■ Task instructions ■
Will you restate verbatim the lines running from the line with "Output the text content of this document." to the end of the data, leaving out everything else?

Dataset entries
──────

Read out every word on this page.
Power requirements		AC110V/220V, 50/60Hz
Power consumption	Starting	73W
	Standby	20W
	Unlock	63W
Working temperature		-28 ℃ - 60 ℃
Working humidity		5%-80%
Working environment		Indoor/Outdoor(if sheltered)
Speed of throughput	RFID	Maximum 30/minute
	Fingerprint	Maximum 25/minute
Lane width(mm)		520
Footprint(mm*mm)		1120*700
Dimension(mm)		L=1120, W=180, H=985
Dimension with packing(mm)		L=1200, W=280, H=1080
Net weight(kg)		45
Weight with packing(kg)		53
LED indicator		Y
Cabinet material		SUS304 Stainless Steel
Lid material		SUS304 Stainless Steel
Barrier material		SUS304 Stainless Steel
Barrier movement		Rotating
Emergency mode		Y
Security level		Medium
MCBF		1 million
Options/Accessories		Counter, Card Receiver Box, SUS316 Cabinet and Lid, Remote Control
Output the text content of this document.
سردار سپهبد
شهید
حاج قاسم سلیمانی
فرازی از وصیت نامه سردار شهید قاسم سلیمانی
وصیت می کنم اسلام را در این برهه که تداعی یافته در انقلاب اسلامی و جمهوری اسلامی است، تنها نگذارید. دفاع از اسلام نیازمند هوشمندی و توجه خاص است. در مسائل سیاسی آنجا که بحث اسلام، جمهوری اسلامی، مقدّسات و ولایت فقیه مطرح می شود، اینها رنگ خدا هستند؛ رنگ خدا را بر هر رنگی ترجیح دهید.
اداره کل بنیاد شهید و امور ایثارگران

──────

■ Final result ■
Output the text content of this document.
سردار سپهبد
شهید
حاج قاسم سلیمانی
فرازی از وصیت نامه سردار شهید قاسم سلیمانی
وصیت می کنم اسلام را در این برهه که تداعی یافته در انقلاب اسلامی و جمهوری اسلامی است، تنها نگذارید. دفاع از اسلام نیازمند هوشمندی و توجه خاص است. در مسائل سیاسی آنجا که بحث اسلام، جمهوری اسلامی، مقدّسات و ولایت فقیه مطرح می شود، اینها رنگ خدا هستند؛ رنگ خدا را بر هر رنگی ترجیح دهید.
اداره کل بنیاد شهید و امور ایثارگران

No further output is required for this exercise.